WHAT YOU WILL DO: Reproduce the records below exactly as given.
[start]
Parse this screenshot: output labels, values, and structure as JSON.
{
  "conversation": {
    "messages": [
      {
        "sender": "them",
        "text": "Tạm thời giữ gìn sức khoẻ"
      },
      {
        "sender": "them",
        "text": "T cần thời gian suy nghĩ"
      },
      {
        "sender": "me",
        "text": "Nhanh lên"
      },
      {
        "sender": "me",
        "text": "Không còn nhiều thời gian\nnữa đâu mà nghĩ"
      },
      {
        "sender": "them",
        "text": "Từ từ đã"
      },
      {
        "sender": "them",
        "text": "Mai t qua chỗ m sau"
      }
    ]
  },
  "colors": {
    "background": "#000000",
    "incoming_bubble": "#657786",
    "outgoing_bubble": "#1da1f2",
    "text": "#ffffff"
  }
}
[end]
CORRECT OUTPUT:
Parse this screenshot: output labels, values, and structure as JSON.
{
  "conversation": {
    "messages": [
      {
        "sender": "them",
        "text": "Tạm thời giữ gìn sức khoẻ"
      },
      {
        "sender": "them",
        "text": "T cần thời gian suy nghĩ"
      },
      {
        "sender": "me",
        "text": "Nhanh lên"
      },
      {
        "sender": "me",
        "text": "Không còn nhiều thời gian\nnữa đâu mà nghĩ"
      },
      {
        "sender": "them",
        "text": "Từ từ đã"
      },
      {
        "sender": "them",
        "text": "Mai t qua chỗ m sau"
      }
    ]
  },
  "colors": {
    "background": "#000000",
    "incoming_bubble": "#657786",
    "outgoing_bubble": "#1da1f2",
    "text": "#ffffff"
  }
}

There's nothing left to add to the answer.